◆ WRITTEN REQUEST ◆
Would you pull out every line of the material that contains the string "David"?

◆ TASK INPUTS ◆
________________

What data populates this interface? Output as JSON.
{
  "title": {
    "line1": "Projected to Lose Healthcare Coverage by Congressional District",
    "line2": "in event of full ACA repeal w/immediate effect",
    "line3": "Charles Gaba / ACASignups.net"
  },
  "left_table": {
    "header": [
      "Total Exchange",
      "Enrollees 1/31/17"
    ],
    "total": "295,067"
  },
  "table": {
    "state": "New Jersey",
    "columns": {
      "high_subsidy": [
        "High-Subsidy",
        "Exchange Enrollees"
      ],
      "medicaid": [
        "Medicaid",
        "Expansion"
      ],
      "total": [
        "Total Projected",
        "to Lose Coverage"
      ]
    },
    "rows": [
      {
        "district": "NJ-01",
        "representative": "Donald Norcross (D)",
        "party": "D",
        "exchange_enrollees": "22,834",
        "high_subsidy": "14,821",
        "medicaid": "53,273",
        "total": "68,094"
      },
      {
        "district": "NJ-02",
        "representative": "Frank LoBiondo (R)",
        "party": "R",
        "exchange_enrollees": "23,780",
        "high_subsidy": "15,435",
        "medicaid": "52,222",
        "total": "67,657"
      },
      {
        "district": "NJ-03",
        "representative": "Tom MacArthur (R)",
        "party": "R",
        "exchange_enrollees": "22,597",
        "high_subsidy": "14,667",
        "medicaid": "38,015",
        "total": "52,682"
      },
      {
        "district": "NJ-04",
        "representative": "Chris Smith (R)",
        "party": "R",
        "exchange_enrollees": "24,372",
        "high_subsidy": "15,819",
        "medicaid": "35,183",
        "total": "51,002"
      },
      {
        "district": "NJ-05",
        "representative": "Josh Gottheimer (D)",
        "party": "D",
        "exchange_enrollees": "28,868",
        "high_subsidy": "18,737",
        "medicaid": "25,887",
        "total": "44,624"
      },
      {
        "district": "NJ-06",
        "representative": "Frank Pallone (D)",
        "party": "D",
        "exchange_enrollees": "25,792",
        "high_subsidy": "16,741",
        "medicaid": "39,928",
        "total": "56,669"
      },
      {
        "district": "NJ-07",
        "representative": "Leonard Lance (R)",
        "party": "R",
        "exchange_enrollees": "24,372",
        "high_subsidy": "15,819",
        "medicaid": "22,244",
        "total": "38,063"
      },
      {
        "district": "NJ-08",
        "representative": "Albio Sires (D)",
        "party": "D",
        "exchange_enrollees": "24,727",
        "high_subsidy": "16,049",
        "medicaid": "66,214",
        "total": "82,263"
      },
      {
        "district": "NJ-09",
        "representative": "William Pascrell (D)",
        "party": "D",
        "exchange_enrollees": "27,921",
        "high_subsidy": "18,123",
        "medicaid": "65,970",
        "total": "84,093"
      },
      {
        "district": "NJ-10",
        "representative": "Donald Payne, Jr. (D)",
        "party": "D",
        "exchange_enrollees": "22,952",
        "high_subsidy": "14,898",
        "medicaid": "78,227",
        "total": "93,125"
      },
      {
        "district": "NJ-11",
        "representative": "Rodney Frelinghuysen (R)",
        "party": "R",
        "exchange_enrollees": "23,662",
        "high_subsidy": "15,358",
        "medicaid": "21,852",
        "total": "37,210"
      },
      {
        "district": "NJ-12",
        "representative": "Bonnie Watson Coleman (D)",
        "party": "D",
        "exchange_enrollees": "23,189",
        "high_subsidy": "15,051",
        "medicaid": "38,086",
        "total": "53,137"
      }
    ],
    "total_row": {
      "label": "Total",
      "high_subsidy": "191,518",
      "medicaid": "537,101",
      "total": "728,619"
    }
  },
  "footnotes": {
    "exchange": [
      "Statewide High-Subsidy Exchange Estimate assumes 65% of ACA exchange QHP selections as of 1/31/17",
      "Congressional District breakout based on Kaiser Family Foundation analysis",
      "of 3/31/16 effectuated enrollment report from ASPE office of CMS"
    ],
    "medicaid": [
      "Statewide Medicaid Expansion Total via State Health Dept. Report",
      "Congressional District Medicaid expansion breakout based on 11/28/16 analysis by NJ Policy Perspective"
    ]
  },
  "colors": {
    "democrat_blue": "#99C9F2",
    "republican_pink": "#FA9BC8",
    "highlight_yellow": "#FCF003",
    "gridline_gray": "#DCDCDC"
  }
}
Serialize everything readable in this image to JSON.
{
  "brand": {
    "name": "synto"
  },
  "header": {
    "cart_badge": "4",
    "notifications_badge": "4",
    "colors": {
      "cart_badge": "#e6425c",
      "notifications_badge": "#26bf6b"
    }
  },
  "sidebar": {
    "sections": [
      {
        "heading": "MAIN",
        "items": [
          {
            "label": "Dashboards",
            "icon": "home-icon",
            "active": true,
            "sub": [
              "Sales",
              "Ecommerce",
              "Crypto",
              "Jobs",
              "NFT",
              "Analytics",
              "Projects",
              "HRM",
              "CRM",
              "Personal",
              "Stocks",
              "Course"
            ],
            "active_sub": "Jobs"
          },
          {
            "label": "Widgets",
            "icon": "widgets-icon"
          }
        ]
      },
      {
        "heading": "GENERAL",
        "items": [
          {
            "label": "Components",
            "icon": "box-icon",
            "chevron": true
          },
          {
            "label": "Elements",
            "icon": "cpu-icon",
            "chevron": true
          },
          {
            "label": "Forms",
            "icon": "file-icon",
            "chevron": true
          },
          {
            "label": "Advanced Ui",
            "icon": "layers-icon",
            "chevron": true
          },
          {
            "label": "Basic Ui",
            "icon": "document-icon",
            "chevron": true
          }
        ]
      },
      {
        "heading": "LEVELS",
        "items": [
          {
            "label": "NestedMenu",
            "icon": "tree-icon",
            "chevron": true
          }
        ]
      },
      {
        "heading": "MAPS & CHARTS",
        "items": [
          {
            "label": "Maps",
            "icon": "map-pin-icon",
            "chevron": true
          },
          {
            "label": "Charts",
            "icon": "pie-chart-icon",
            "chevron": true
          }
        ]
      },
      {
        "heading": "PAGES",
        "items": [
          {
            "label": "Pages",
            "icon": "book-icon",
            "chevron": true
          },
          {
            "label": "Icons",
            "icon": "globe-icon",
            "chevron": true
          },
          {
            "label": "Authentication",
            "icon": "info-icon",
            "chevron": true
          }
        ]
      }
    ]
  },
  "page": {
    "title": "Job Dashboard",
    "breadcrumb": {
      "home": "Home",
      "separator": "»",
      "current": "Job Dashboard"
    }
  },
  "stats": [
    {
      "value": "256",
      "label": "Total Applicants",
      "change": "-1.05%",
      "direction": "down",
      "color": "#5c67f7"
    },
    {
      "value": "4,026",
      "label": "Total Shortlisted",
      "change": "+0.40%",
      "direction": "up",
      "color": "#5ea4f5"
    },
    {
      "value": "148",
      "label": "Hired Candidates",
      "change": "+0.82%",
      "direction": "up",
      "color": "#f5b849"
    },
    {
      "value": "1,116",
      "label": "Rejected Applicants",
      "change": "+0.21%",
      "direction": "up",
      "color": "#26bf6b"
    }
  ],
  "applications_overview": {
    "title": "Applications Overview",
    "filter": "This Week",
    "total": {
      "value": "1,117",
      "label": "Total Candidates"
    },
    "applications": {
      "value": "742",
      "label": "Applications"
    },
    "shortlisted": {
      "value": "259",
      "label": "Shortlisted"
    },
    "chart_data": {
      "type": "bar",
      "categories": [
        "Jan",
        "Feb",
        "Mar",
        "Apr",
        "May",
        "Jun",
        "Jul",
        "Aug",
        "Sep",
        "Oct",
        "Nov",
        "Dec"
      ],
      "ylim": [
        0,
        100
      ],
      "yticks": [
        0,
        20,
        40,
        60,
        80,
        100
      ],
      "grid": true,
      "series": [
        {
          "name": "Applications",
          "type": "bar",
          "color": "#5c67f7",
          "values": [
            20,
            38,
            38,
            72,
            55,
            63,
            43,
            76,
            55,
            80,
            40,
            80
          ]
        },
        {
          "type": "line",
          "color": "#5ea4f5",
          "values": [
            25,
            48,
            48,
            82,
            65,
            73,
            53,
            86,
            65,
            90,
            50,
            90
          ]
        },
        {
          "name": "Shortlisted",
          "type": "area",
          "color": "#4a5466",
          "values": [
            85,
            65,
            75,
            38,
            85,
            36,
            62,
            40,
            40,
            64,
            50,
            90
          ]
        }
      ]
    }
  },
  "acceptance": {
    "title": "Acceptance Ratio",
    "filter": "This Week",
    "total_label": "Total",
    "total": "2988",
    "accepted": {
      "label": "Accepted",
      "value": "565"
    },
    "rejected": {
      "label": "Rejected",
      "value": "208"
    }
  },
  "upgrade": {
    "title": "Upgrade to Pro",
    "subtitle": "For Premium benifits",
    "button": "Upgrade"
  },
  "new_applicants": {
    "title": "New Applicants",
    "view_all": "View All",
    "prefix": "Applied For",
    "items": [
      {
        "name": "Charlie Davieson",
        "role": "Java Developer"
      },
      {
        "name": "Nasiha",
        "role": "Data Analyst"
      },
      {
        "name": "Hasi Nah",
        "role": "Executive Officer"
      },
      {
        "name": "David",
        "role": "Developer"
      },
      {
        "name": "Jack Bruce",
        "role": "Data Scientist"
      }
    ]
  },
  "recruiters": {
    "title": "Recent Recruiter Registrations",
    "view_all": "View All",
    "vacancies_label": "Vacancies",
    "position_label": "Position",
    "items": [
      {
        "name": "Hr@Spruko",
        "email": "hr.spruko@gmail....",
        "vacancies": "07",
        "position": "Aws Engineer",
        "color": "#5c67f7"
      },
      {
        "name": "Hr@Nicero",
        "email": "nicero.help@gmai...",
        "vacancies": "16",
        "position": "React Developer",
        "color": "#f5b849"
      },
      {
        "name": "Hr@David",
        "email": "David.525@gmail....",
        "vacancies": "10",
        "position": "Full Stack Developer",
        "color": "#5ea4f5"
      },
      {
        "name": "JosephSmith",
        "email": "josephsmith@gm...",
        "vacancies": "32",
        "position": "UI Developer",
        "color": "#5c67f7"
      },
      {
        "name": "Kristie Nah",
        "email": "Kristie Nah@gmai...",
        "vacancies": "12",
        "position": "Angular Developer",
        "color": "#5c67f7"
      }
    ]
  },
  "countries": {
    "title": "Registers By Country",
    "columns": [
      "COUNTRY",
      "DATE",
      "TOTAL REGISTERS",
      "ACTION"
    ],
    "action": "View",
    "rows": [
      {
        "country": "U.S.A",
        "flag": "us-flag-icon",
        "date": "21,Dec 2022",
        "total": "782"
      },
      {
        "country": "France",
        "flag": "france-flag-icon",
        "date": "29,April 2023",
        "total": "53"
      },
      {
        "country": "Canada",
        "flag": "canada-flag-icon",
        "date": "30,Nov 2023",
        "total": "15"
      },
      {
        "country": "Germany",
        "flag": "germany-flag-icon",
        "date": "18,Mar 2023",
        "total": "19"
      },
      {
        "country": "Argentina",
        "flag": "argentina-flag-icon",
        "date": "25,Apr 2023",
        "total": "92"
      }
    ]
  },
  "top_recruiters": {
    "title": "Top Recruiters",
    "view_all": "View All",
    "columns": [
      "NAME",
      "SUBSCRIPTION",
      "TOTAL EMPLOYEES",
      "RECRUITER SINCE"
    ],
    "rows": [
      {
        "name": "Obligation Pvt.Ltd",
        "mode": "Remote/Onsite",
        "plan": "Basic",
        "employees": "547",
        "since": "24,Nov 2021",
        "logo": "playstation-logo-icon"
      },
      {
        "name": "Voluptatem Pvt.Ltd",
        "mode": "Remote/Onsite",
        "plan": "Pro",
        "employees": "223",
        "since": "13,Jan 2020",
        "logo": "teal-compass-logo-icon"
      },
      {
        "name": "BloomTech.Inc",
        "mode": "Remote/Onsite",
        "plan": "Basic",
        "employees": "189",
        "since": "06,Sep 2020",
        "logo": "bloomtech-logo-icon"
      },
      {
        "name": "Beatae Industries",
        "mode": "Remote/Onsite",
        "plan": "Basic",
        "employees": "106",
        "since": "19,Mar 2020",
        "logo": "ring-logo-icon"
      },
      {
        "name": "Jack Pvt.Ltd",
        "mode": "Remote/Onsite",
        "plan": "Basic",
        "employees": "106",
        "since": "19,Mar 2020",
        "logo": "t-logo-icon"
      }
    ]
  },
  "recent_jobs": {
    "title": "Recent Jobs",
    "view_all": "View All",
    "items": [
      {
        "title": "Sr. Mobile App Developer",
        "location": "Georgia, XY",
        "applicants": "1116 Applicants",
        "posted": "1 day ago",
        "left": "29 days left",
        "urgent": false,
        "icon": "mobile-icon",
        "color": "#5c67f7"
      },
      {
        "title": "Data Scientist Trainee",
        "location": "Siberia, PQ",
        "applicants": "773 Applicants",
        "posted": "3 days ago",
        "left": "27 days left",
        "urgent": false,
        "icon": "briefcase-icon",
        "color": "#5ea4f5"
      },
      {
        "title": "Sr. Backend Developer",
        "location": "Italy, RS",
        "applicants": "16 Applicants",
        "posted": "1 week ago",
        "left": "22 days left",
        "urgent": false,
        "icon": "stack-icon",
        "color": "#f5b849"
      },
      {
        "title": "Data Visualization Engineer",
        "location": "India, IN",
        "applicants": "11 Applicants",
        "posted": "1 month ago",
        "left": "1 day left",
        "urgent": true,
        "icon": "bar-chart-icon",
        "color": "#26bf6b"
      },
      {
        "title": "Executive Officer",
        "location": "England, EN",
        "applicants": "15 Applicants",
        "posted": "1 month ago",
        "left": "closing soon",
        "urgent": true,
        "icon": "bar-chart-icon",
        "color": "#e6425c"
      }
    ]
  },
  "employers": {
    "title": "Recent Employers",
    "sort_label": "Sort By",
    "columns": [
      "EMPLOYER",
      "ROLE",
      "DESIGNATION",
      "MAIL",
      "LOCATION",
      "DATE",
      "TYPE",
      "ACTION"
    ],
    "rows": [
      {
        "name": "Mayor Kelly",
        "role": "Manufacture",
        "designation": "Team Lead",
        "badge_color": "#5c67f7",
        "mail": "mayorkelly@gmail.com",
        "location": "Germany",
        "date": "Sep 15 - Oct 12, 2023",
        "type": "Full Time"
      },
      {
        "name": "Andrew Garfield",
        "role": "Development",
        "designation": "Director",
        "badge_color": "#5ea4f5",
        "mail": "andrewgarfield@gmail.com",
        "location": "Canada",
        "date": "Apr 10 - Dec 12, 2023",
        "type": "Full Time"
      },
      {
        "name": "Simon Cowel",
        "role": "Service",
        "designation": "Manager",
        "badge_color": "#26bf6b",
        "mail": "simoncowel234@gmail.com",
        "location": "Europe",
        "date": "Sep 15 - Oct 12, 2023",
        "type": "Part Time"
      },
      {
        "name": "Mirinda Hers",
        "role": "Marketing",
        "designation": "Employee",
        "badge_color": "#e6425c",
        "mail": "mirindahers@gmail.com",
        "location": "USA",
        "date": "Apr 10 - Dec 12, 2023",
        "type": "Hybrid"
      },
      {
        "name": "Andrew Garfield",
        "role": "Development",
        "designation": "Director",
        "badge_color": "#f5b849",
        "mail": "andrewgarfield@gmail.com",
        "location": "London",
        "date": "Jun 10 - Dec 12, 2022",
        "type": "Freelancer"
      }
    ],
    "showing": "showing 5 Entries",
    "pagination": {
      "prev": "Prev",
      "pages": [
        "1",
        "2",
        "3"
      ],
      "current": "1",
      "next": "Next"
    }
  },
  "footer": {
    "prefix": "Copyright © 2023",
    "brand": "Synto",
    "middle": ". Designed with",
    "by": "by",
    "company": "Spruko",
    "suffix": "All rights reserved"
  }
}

________________

◆ RESULT FOR THIS EXERCISE ◆
        "name": "David",
        "name": "Hr@David",
        "email": "David.525@gmail....",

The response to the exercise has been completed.